» EXERCISE INPUT:
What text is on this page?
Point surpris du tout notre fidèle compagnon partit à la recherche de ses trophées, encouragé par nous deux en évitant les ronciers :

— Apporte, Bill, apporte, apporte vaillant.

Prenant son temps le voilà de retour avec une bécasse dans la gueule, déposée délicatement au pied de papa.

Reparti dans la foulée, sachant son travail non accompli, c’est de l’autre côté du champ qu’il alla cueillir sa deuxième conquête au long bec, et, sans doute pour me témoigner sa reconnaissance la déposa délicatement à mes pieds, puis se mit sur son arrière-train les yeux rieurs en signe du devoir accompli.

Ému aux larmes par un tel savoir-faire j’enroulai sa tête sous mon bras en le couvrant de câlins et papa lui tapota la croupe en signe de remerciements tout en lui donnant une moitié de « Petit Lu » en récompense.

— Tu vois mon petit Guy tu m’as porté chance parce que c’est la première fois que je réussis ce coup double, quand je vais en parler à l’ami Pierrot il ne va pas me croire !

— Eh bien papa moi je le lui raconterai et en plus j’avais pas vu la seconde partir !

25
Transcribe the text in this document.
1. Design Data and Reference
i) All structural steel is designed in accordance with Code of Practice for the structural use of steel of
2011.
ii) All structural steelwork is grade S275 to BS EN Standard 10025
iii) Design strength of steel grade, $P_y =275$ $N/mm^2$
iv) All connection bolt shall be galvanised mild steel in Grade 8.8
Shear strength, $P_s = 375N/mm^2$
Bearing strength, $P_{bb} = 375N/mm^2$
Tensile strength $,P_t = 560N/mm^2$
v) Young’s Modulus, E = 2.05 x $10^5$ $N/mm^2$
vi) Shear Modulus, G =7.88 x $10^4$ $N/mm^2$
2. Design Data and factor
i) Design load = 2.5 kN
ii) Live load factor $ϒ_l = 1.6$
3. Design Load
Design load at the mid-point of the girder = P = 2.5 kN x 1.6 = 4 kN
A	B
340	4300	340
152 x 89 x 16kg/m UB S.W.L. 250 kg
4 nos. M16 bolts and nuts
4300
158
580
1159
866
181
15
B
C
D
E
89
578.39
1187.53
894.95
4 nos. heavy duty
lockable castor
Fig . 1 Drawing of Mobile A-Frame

» TASK: Go through the listing above and report how many of its lines contain the word "papa", with only the number as output.

» EXERCISE RESULT: 3